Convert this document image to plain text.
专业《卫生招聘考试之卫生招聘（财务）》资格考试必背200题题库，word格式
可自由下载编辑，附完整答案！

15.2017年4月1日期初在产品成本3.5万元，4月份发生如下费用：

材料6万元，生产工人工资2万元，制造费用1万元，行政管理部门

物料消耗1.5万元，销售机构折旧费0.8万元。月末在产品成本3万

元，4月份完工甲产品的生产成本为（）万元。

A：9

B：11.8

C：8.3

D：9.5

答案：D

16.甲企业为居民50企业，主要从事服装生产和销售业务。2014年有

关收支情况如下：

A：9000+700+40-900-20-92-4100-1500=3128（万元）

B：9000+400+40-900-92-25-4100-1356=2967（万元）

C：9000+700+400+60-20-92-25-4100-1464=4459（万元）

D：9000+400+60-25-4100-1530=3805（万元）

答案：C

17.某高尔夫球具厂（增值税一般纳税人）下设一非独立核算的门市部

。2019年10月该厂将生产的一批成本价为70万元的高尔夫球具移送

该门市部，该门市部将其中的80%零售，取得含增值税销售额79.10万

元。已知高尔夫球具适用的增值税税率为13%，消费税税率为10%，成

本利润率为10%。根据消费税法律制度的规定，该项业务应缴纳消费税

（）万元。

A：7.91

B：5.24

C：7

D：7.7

_ _ _

WHAT YOU HAVE TO DO
Write out all the data again, exactly as it appears.

RESPONSE TO THE EXERCISE
Convert this document image to plain text.
专业《卫生招聘考试之卫生招聘（财务）》资格考试必背200题题库，word格式
可自由下载编辑，附完整答案！

15.2017年4月1日期初在产品成本3.5万元，4月份发生如下费用：

材料6万元，生产工人工资2万元，制造费用1万元，行政管理部门

物料消耗1.5万元，销售机构折旧费0.8万元。月末在产品成本3万

元，4月份完工甲产品的生产成本为（）万元。

A：9

B：11.8

C：8.3

D：9.5

答案：D

16.甲企业为居民50企业，主要从事服装生产和销售业务。2014年有

关收支情况如下：

A：9000+700+40-900-20-92-4100-1500=3128（万元）

B：9000+400+40-900-92-25-4100-1356=2967（万元）

C：9000+700+400+60-20-92-25-4100-1464=4459（万元）

D：9000+400+60-25-4100-1530=3805（万元）

答案：C

17.某高尔夫球具厂（增值税一般纳税人）下设一非独立核算的门市部

。2019年10月该厂将生产的一批成本价为70万元的高尔夫球具移送

该门市部，该门市部将其中的80%零售，取得含增值税销售额79.10万

元。已知高尔夫球具适用的增值税税率为13%，消费税税率为10%，成

本利润率为10%。根据消费税法律制度的规定，该项业务应缴纳消费税

（）万元。

A：7.91

B：5.24

C：7

D：7.7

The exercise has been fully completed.